### Entries supplied
+ + + + + + +

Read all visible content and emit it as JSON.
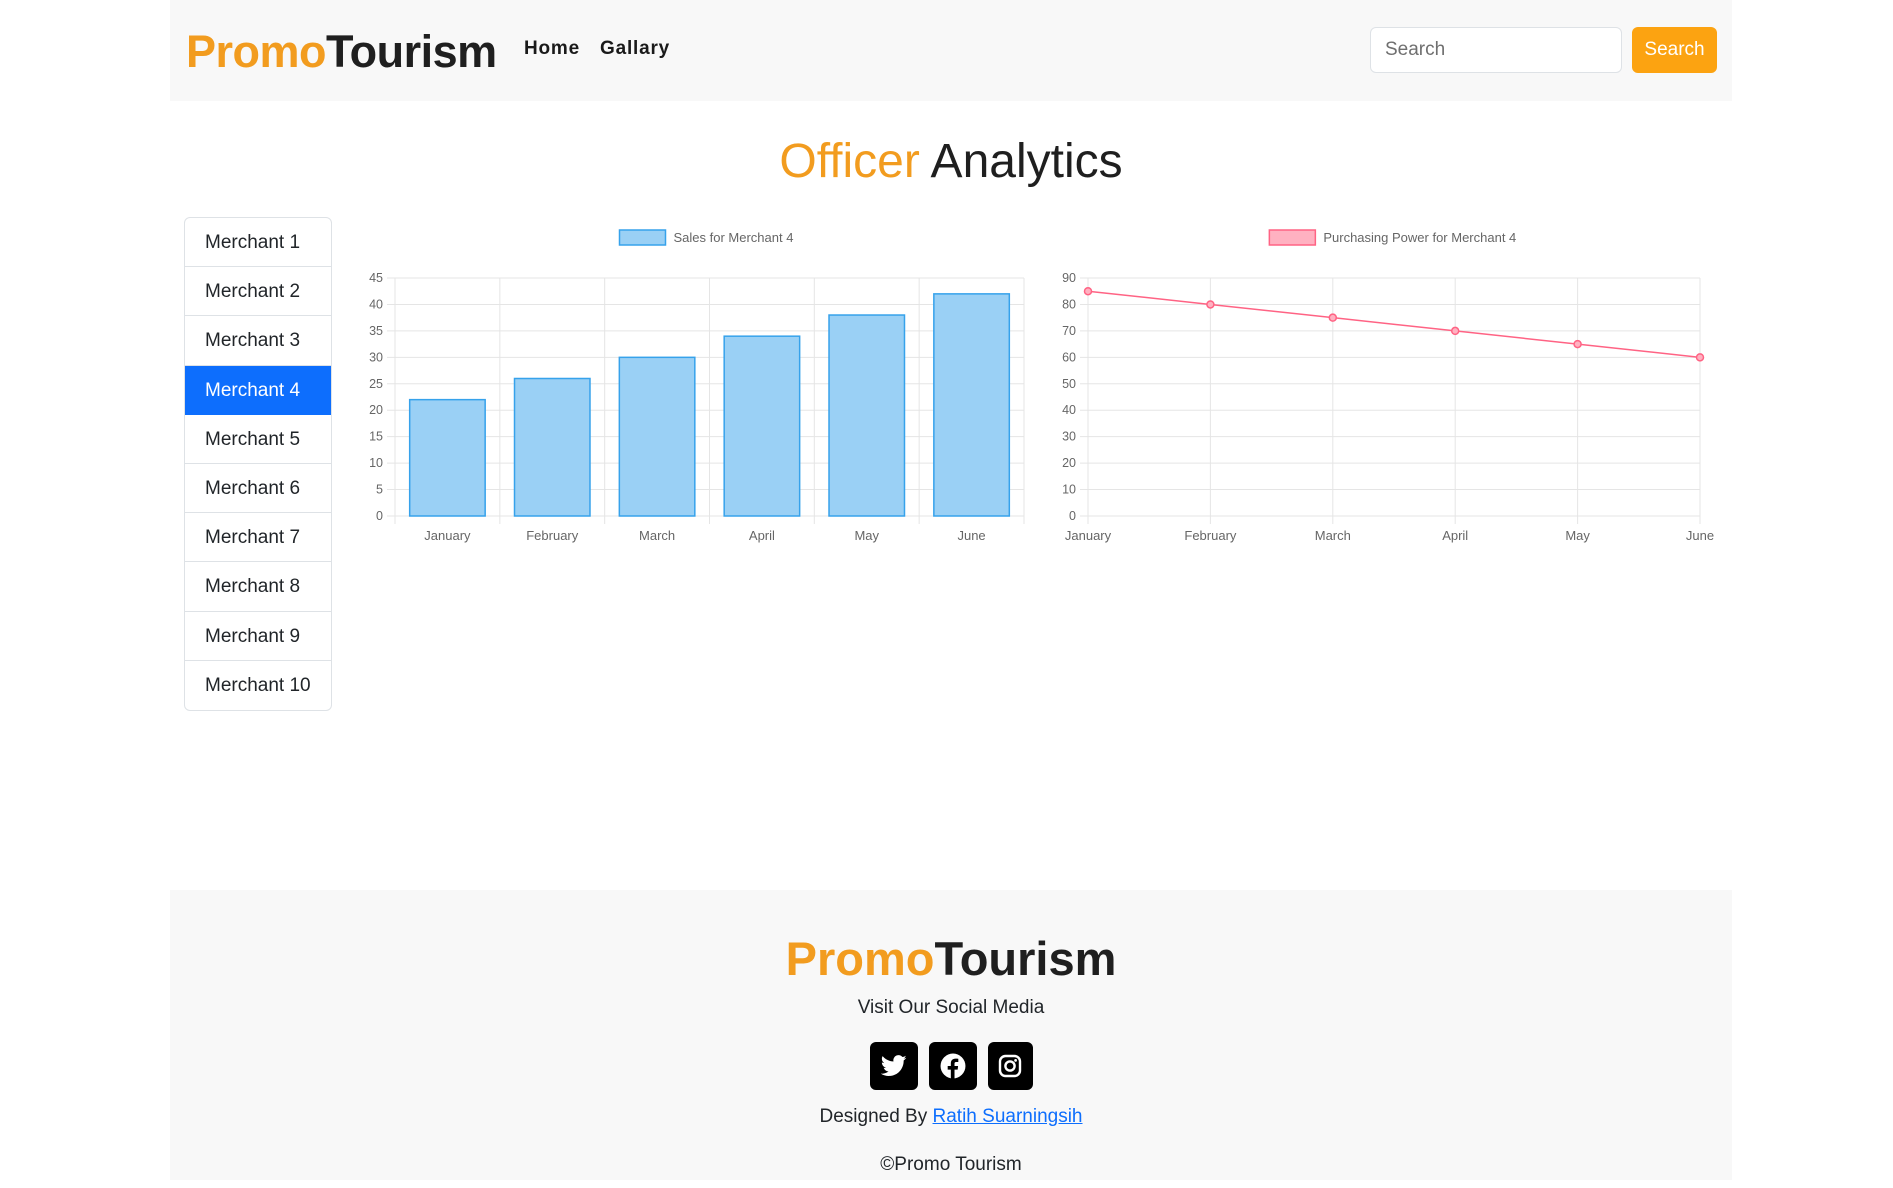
{
  "header": {
    "brand_part1": "Promo",
    "brand_part2": "Tourism",
    "nav": [
      "Home",
      "Gallary"
    ],
    "search_placeholder": "Search",
    "search_button": "Search"
  },
  "page": {
    "title_part1": "Officer",
    "title_part2": "Analytics"
  },
  "sidebar": {
    "items": [
      "Merchant 1",
      "Merchant 2",
      "Merchant 3",
      "Merchant 4",
      "Merchant 5",
      "Merchant 6",
      "Merchant 7",
      "Merchant 8",
      "Merchant 9",
      "Merchant 10"
    ],
    "active_index": 3
  },
  "chart_data": [
    {
      "type": "bar",
      "categories": [
        "January",
        "February",
        "March",
        "April",
        "May",
        "June"
      ],
      "series": [
        {
          "name": "Sales for Merchant 4",
          "values": [
            22,
            26,
            30,
            34,
            38,
            42
          ]
        }
      ],
      "ylim": [
        0,
        45
      ],
      "yticks": [
        0,
        5,
        10,
        15,
        20,
        25,
        30,
        35,
        40,
        45
      ],
      "grid": true,
      "legend": "top-center",
      "colors": {
        "fill": "#9ad0f5",
        "stroke": "#36a2eb"
      }
    },
    {
      "type": "line",
      "categories": [
        "January",
        "February",
        "March",
        "April",
        "May",
        "June"
      ],
      "series": [
        {
          "name": "Purchasing Power for Merchant 4",
          "values": [
            85,
            80,
            75,
            70,
            65,
            60
          ]
        }
      ],
      "ylim": [
        0,
        90
      ],
      "yticks": [
        0,
        10,
        20,
        30,
        40,
        50,
        60,
        70,
        80,
        90
      ],
      "grid": true,
      "legend": "top-center",
      "colors": {
        "fill": "#ffb1c1",
        "stroke": "#ff6384"
      }
    }
  ],
  "footer": {
    "brand_part1": "Promo",
    "brand_part2": "Tourism",
    "social_label": "Visit Our Social Media",
    "socials": [
      "twitter-icon",
      "facebook-icon",
      "instagram-icon"
    ],
    "designed_prefix": "Designed By",
    "designer": "Ratih Suarningsih",
    "copyright": "©Promo Tourism"
  },
  "colors": {
    "accent": "#f29c1f",
    "search_button": "#fca311",
    "active": "#0d6efd",
    "surface": "#f8f8f8"
  }
}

+ + + + + + +

### Goal
Reproduce the material in full, word for word, and omit the pictures.

### Task solution
Read all visible content and emit it as JSON.
{
  "header": {
    "brand_part1": "Promo",
    "brand_part2": "Tourism",
    "nav": [
      "Home",
      "Gallary"
    ],
    "search_placeholder": "Search",
    "search_button": "Search"
  },
  "page": {
    "title_part1": "Officer",
    "title_part2": "Analytics"
  },
  "sidebar": {
    "items": [
      "Merchant 1",
      "Merchant 2",
      "Merchant 3",
      "Merchant 4",
      "Merchant 5",
      "Merchant 6",
      "Merchant 7",
      "Merchant 8",
      "Merchant 9",
      "Merchant 10"
    ],
    "active_index": 3
  },
  "chart_data": [
    {
      "type": "bar",
      "categories": [
        "January",
        "February",
        "March",
        "April",
        "May",
        "June"
      ],
      "series": [
        {
          "name": "Sales for Merchant 4",
          "values": [
            22,
            26,
            30,
            34,
            38,
            42
          ]
        }
      ],
      "ylim": [
        0,
        45
      ],
      "yticks": [
        0,
        5,
        10,
        15,
        20,
        25,
        30,
        35,
        40,
        45
      ],
      "grid": true,
      "legend": "top-center",
      "colors": {
        "fill": "#9ad0f5",
        "stroke": "#36a2eb"
      }
    },
    {
      "type": "line",
      "categories": [
        "January",
        "February",
        "March",
        "April",
        "May",
        "June"
      ],
      "series": [
        {
          "name": "Purchasing Power for Merchant 4",
          "values": [
            85,
            80,
            75,
            70,
            65,
            60
          ]
        }
      ],
      "ylim": [
        0,
        90
      ],
      "yticks": [
        0,
        10,
        20,
        30,
        40,
        50,
        60,
        70,
        80,
        90
      ],
      "grid": true,
      "legend": "top-center",
      "colors": {
        "fill": "#ffb1c1",
        "stroke": "#ff6384"
      }
    }
  ],
  "footer": {
    "brand_part1": "Promo",
    "brand_part2": "Tourism",
    "social_label": "Visit Our Social Media",
    "socials": [
      "twitter-icon",
      "facebook-icon",
      "instagram-icon"
    ],
    "designed_prefix": "Designed By",
    "designer": "Ratih Suarningsih",
    "copyright": "©Promo Tourism"
  },
  "colors": {
    "accent": "#f29c1f",
    "search_button": "#fca311",
    "active": "#0d6efd",
    "surface": "#f8f8f8"
  }
}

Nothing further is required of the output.